-- start of Supplied data --

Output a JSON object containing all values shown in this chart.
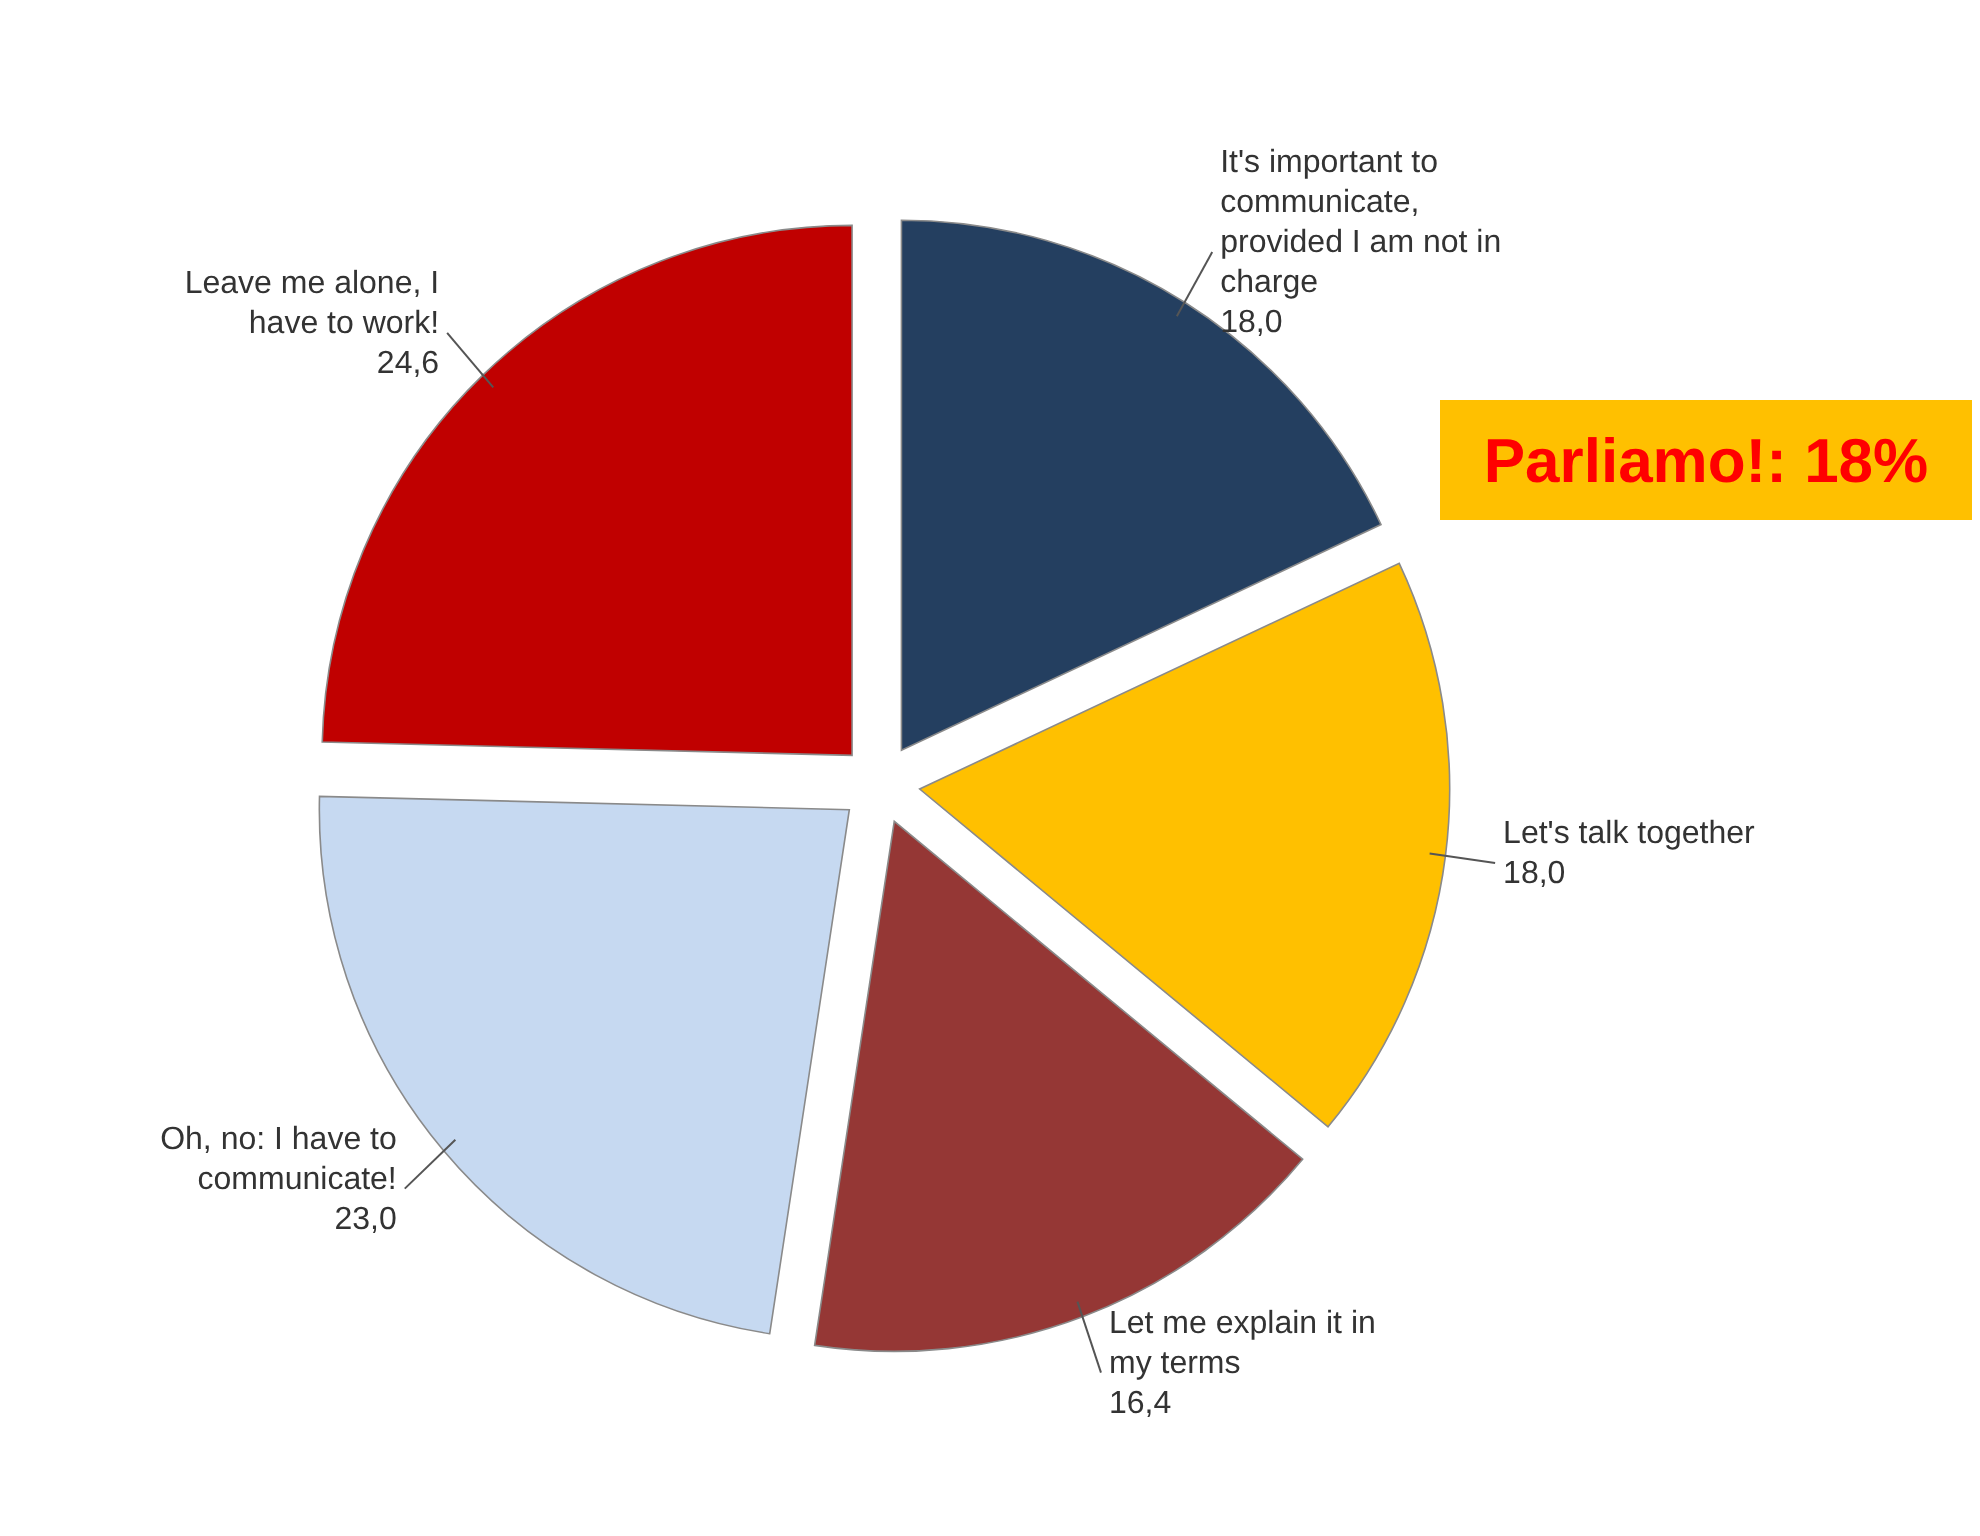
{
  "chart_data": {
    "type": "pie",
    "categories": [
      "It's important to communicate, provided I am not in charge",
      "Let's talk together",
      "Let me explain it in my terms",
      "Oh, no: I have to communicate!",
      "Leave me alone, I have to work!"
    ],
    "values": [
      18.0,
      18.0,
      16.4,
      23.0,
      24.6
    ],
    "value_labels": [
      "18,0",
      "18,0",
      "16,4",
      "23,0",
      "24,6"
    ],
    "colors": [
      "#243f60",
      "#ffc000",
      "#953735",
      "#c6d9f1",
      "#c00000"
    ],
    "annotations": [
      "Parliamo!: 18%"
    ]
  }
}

-- end of Supplied data --

> [Work to do]:
Reproduce every record word for word. The copy must contain no pictures.

> [Right answer]:
Output a JSON object containing all values shown in this chart.
{
  "chart_data": {
    "type": "pie",
    "categories": [
      "It's important to communicate, provided I am not in charge",
      "Let's talk together",
      "Let me explain it in my terms",
      "Oh, no: I have to communicate!",
      "Leave me alone, I have to work!"
    ],
    "values": [
      18.0,
      18.0,
      16.4,
      23.0,
      24.6
    ],
    "value_labels": [
      "18,0",
      "18,0",
      "16,4",
      "23,0",
      "24,6"
    ],
    "colors": [
      "#243f60",
      "#ffc000",
      "#953735",
      "#c6d9f1",
      "#c00000"
    ],
    "annotations": [
      "Parliamo!: 18%"
    ]
  }
}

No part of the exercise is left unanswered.